■ The problem
Copy each line with the word "that" in it.

Start of Dataset records

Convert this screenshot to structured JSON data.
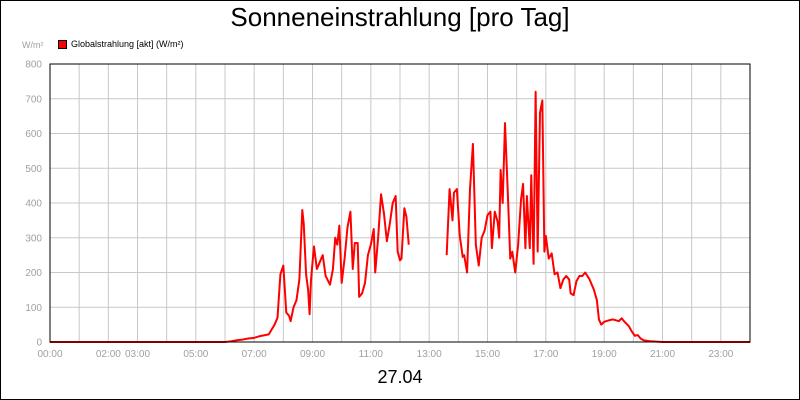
{
  "chart_data": {
    "type": "line",
    "title": "Sonneneinstrahlung [pro Tag]",
    "ylabel": "W/m²",
    "xlabel": "27.04",
    "ylim": [
      0,
      800
    ],
    "yticks": [
      0,
      100,
      200,
      300,
      400,
      500,
      600,
      700,
      800
    ],
    "xlim": [
      0,
      24
    ],
    "xticks": [
      {
        "h": 0,
        "label": "00:00"
      },
      {
        "h": 2,
        "label": "02:00"
      },
      {
        "h": 3,
        "label": "03:00"
      },
      {
        "h": 5,
        "label": "05:00"
      },
      {
        "h": 7,
        "label": "07:00"
      },
      {
        "h": 9,
        "label": "09:00"
      },
      {
        "h": 11,
        "label": "11:00"
      },
      {
        "h": 13,
        "label": "13:00"
      },
      {
        "h": 15,
        "label": "15:00"
      },
      {
        "h": 17,
        "label": "17:00"
      },
      {
        "h": 19,
        "label": "19:00"
      },
      {
        "h": 21,
        "label": "21:00"
      },
      {
        "h": 23,
        "label": "23:00"
      }
    ],
    "grid": true,
    "legend_position": "top-left",
    "series": [
      {
        "name": "Globalstrahlung [akt] (W/m²)",
        "color": "#ff0000",
        "segments": [
          [
            [
              0.0,
              0
            ],
            [
              6.0,
              0
            ],
            [
              6.2,
              2
            ],
            [
              6.4,
              5
            ],
            [
              6.6,
              7
            ],
            [
              6.8,
              10
            ],
            [
              7.0,
              12
            ],
            [
              7.2,
              17
            ],
            [
              7.5,
              22
            ],
            [
              7.7,
              50
            ],
            [
              7.8,
              70
            ],
            [
              7.9,
              195
            ],
            [
              8.0,
              220
            ],
            [
              8.1,
              85
            ],
            [
              8.2,
              75
            ],
            [
              8.25,
              60
            ],
            [
              8.35,
              100
            ],
            [
              8.45,
              120
            ],
            [
              8.55,
              180
            ],
            [
              8.65,
              380
            ],
            [
              8.7,
              340
            ],
            [
              8.78,
              195
            ],
            [
              8.85,
              150
            ],
            [
              8.9,
              80
            ],
            [
              8.95,
              180
            ],
            [
              9.05,
              275
            ],
            [
              9.15,
              210
            ],
            [
              9.25,
              230
            ],
            [
              9.35,
              250
            ],
            [
              9.45,
              190
            ],
            [
              9.6,
              165
            ],
            [
              9.7,
              210
            ],
            [
              9.78,
              300
            ],
            [
              9.85,
              280
            ],
            [
              9.92,
              335
            ],
            [
              10.0,
              170
            ],
            [
              10.1,
              240
            ],
            [
              10.2,
              330
            ],
            [
              10.3,
              375
            ],
            [
              10.38,
              210
            ],
            [
              10.45,
              285
            ],
            [
              10.55,
              285
            ],
            [
              10.6,
              130
            ],
            [
              10.7,
              140
            ],
            [
              10.8,
              170
            ],
            [
              10.9,
              250
            ],
            [
              11.0,
              280
            ],
            [
              11.1,
              325
            ],
            [
              11.15,
              200
            ],
            [
              11.25,
              300
            ],
            [
              11.35,
              425
            ],
            [
              11.45,
              370
            ],
            [
              11.55,
              290
            ],
            [
              11.65,
              340
            ],
            [
              11.75,
              400
            ],
            [
              11.85,
              420
            ],
            [
              11.92,
              260
            ],
            [
              12.0,
              235
            ],
            [
              12.05,
              240
            ],
            [
              12.15,
              385
            ],
            [
              12.22,
              360
            ],
            [
              12.3,
              280
            ]
          ],
          [
            [
              13.6,
              250
            ],
            [
              13.7,
              440
            ],
            [
              13.8,
              350
            ],
            [
              13.85,
              430
            ],
            [
              13.95,
              440
            ],
            [
              14.05,
              305
            ],
            [
              14.15,
              245
            ],
            [
              14.2,
              250
            ],
            [
              14.3,
              200
            ],
            [
              14.4,
              440
            ],
            [
              14.5,
              570
            ],
            [
              14.6,
              280
            ],
            [
              14.7,
              220
            ],
            [
              14.8,
              300
            ],
            [
              14.9,
              320
            ],
            [
              15.0,
              365
            ],
            [
              15.1,
              375
            ],
            [
              15.15,
              270
            ],
            [
              15.25,
              375
            ],
            [
              15.35,
              345
            ],
            [
              15.4,
              300
            ],
            [
              15.45,
              495
            ],
            [
              15.52,
              400
            ],
            [
              15.6,
              630
            ],
            [
              15.7,
              420
            ],
            [
              15.78,
              240
            ],
            [
              15.85,
              260
            ],
            [
              15.95,
              200
            ],
            [
              16.05,
              280
            ],
            [
              16.15,
              410
            ],
            [
              16.22,
              455
            ],
            [
              16.3,
              270
            ],
            [
              16.35,
              420
            ],
            [
              16.45,
              270
            ],
            [
              16.5,
              480
            ],
            [
              16.58,
              225
            ],
            [
              16.65,
              720
            ],
            [
              16.72,
              260
            ],
            [
              16.8,
              660
            ],
            [
              16.88,
              695
            ],
            [
              16.95,
              260
            ],
            [
              17.0,
              305
            ],
            [
              17.1,
              240
            ],
            [
              17.2,
              255
            ],
            [
              17.3,
              195
            ],
            [
              17.4,
              200
            ],
            [
              17.5,
              155
            ],
            [
              17.6,
              180
            ],
            [
              17.7,
              190
            ],
            [
              17.8,
              180
            ],
            [
              17.85,
              140
            ],
            [
              17.95,
              135
            ],
            [
              18.05,
              175
            ],
            [
              18.15,
              190
            ],
            [
              18.25,
              190
            ],
            [
              18.35,
              200
            ],
            [
              18.5,
              180
            ],
            [
              18.65,
              150
            ],
            [
              18.75,
              120
            ],
            [
              18.82,
              65
            ],
            [
              18.9,
              50
            ],
            [
              19.0,
              58
            ],
            [
              19.15,
              62
            ],
            [
              19.3,
              65
            ],
            [
              19.5,
              60
            ],
            [
              19.6,
              68
            ],
            [
              19.7,
              58
            ],
            [
              19.85,
              45
            ],
            [
              19.95,
              30
            ],
            [
              20.05,
              18
            ],
            [
              20.15,
              20
            ],
            [
              20.25,
              10
            ],
            [
              20.35,
              5
            ],
            [
              20.6,
              2
            ],
            [
              21.0,
              0
            ],
            [
              24.0,
              0
            ]
          ]
        ]
      }
    ]
  }
}
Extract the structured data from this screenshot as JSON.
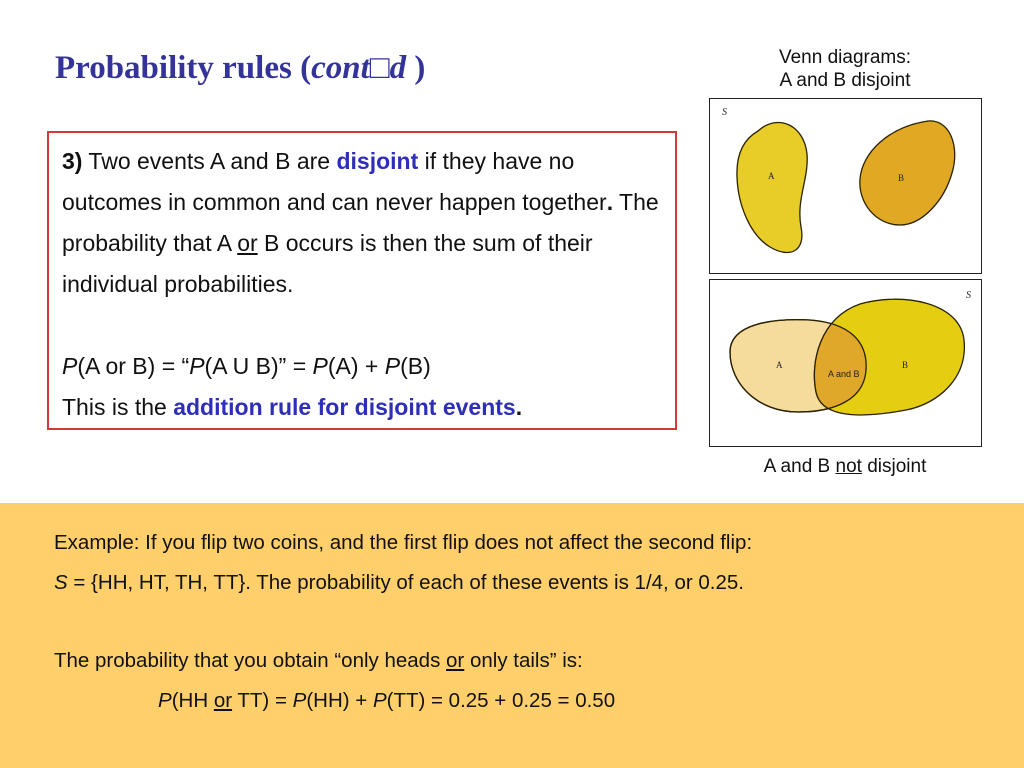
{
  "title": {
    "main": "Probability rules (",
    "italic": "cont□d",
    "close": " )"
  },
  "venn": {
    "caption_line1": "Venn diagrams:",
    "caption_line2": "A and B disjoint",
    "disjoint": {
      "sample_label": "S",
      "a_label": "A",
      "b_label": "B"
    },
    "overlap": {
      "sample_label": "S",
      "a_label": "A",
      "b_label": "B",
      "intersection_label": "A and B"
    },
    "bottom_caption_pre": "A and B ",
    "bottom_caption_underlined": "not",
    "bottom_caption_post": " disjoint",
    "colors": {
      "a_fill": "#e8cd28",
      "b_fill": "#e0a823",
      "overlap_a_fill": "#f5dc9c",
      "overlap_b_fill": "#e5ce12",
      "intersection_fill": "#dfa82a",
      "stroke": "#2a2200"
    }
  },
  "rule": {
    "number": "3)",
    "text1": " Two events A and B are ",
    "keyword": "disjoint",
    "text2": " if they have no outcomes in common and can never happen together",
    "bold_period": ".",
    "text3": " The probability that A ",
    "or": "or",
    "text4": " B occurs is then the sum of their individual probabilities.",
    "formula": {
      "p1": "P",
      "t1": "(A or B) = “",
      "p2": "P",
      "t2": "(A U B)” = ",
      "p3": "P",
      "t3": "(A) + ",
      "p4": "P",
      "t4": "(B)"
    },
    "addition_pre": "This is the ",
    "addition_rule": "addition rule for disjoint events",
    "addition_post": "."
  },
  "example": {
    "line1": "Example: If you flip two coins, and the first flip does not affect the second flip:",
    "line2_s": "S",
    "line2_rest": " = {HH, HT, TH, TT}. The probability of each of these events is 1/4, or 0.25.",
    "line3_pre": "The probability that you obtain “only heads ",
    "line3_or": "or",
    "line3_post": " only tails” is:",
    "line4": {
      "p1": "P",
      "t1": "(HH ",
      "or": "or",
      "t2": " TT) = ",
      "p2": "P",
      "t3": "(HH) + ",
      "p3": "P",
      "t4": "(TT) = 0.25 + 0.25 = 0.50"
    }
  },
  "colors": {
    "title": "#33339a",
    "accent_blue": "#2e2eb8",
    "rule_border": "#d23a3a",
    "example_background": "#ffcf6b"
  }
}
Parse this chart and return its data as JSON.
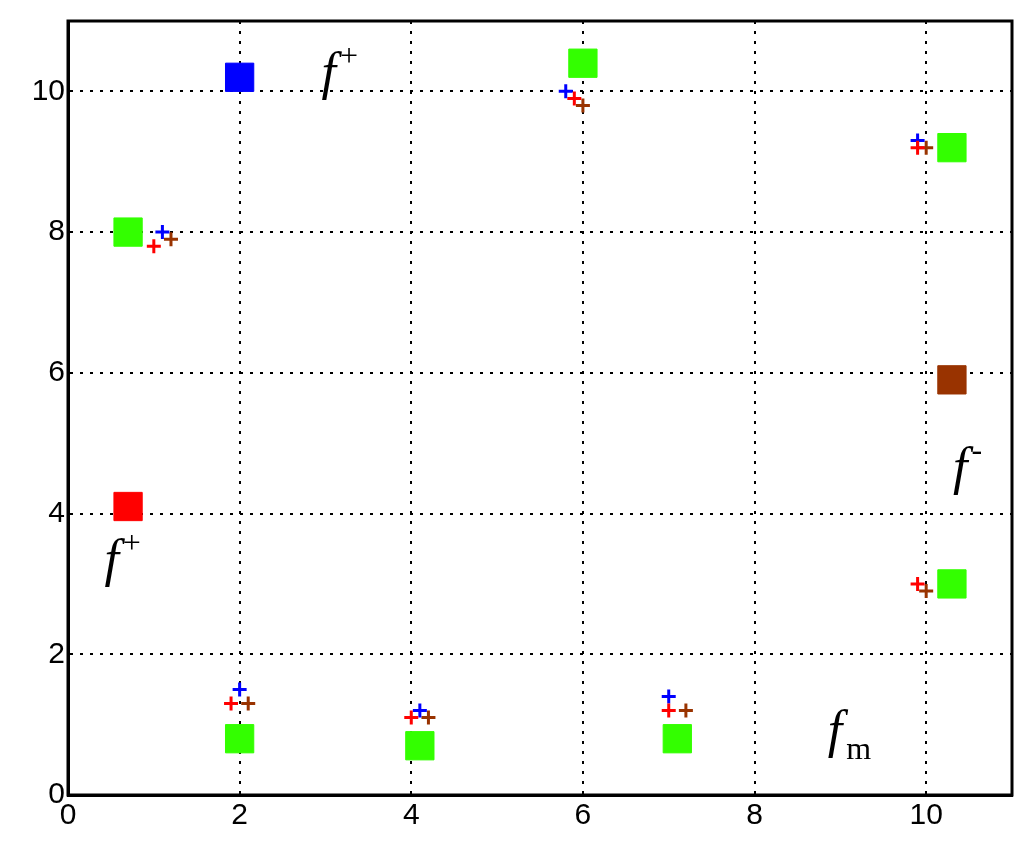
{
  "chart_data": {
    "type": "scatter",
    "xlim": [
      0,
      11
    ],
    "ylim": [
      0,
      11
    ],
    "xticks": [
      0,
      2,
      4,
      6,
      8,
      10
    ],
    "yticks": [
      0,
      2,
      4,
      6,
      8,
      10
    ],
    "grid": true,
    "legend": false,
    "series": [
      {
        "color": "#33ff00",
        "marker": "square",
        "x": [
          0.7,
          2.0,
          4.1,
          7.1,
          6.0,
          10.3,
          10.3
        ],
        "values": [
          8.0,
          0.8,
          0.7,
          0.8,
          10.4,
          9.2,
          3.0
        ]
      },
      {
        "color": "#ff0000",
        "marker": "square",
        "x": [
          0.7
        ],
        "values": [
          4.1
        ]
      },
      {
        "color": "#0000ff",
        "marker": "square",
        "x": [
          2.0
        ],
        "values": [
          10.2
        ]
      },
      {
        "color": "#993300",
        "marker": "square",
        "x": [
          10.3
        ],
        "values": [
          5.9
        ]
      },
      {
        "color": "#ff0000",
        "marker": "cross",
        "x": [
          1.0,
          1.9,
          4.0,
          5.9,
          7.0,
          9.9,
          9.9
        ],
        "values": [
          7.8,
          1.3,
          1.1,
          9.9,
          1.2,
          9.2,
          3.0
        ]
      },
      {
        "color": "#0000ff",
        "marker": "cross",
        "x": [
          1.1,
          2.0,
          4.1,
          5.8,
          7.0,
          9.9
        ],
        "values": [
          8.0,
          1.5,
          1.2,
          10.0,
          1.4,
          9.3
        ]
      },
      {
        "color": "#993300",
        "marker": "cross",
        "x": [
          1.2,
          2.1,
          4.2,
          6.0,
          7.2,
          10.0,
          10.0
        ],
        "values": [
          7.9,
          1.3,
          1.1,
          9.8,
          1.2,
          9.2,
          2.9
        ]
      }
    ],
    "annotations": [
      "f$^{+}$",
      "f$^{+}$",
      "f$^{-}$",
      "f$_{m}$"
    ]
  }
}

End of Dataset records

■ Problem solution
    "text3": " The probability that A ",
    "line3_pre": "The probability that you obtain “only heads ",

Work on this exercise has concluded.